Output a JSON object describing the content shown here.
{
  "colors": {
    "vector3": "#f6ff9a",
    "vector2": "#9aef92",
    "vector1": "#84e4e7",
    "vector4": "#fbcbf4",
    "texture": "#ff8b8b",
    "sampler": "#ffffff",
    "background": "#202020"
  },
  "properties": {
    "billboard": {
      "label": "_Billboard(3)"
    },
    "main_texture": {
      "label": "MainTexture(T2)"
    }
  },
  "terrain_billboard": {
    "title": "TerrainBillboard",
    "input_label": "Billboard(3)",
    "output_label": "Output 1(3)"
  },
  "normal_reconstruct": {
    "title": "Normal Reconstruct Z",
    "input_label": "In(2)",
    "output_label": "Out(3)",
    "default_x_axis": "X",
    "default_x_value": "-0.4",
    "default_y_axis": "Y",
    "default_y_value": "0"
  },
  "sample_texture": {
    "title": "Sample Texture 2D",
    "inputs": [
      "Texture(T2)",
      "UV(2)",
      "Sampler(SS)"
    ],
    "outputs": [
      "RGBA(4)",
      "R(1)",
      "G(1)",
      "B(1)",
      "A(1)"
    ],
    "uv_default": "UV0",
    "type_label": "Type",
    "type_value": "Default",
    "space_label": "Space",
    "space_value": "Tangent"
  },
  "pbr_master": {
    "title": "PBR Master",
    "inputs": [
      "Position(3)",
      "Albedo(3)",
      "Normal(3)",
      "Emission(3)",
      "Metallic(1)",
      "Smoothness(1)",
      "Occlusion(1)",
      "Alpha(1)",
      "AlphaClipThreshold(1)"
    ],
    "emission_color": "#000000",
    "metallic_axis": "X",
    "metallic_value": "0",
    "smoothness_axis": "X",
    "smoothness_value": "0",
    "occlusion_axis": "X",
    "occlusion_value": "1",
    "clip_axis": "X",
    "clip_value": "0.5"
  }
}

• **Goal**
Nothing should be changed: write out all of the data as is.

• **Output for this exercise**
Output a JSON object describing the content shown here.
{
  "colors": {
    "vector3": "#f6ff9a",
    "vector2": "#9aef92",
    "vector1": "#84e4e7",
    "vector4": "#fbcbf4",
    "texture": "#ff8b8b",
    "sampler": "#ffffff",
    "background": "#202020"
  },
  "properties": {
    "billboard": {
      "label": "_Billboard(3)"
    },
    "main_texture": {
      "label": "MainTexture(T2)"
    }
  },
  "terrain_billboard": {
    "title": "TerrainBillboard",
    "input_label": "Billboard(3)",
    "output_label": "Output 1(3)"
  },
  "normal_reconstruct": {
    "title": "Normal Reconstruct Z",
    "input_label": "In(2)",
    "output_label": "Out(3)",
    "default_x_axis": "X",
    "default_x_value": "-0.4",
    "default_y_axis": "Y",
    "default_y_value": "0"
  },
  "sample_texture": {
    "title": "Sample Texture 2D",
    "inputs": [
      "Texture(T2)",
      "UV(2)",
      "Sampler(SS)"
    ],
    "outputs": [
      "RGBA(4)",
      "R(1)",
      "G(1)",
      "B(1)",
      "A(1)"
    ],
    "uv_default": "UV0",
    "type_label": "Type",
    "type_value": "Default",
    "space_label": "Space",
    "space_value": "Tangent"
  },
  "pbr_master": {
    "title": "PBR Master",
    "inputs": [
      "Position(3)",
      "Albedo(3)",
      "Normal(3)",
      "Emission(3)",
      "Metallic(1)",
      "Smoothness(1)",
      "Occlusion(1)",
      "Alpha(1)",
      "AlphaClipThreshold(1)"
    ],
    "emission_color": "#000000",
    "metallic_axis": "X",
    "metallic_value": "0",
    "smoothness_axis": "X",
    "smoothness_value": "0",
    "occlusion_axis": "X",
    "occlusion_value": "1",
    "clip_axis": "X",
    "clip_value": "0.5"
  }
}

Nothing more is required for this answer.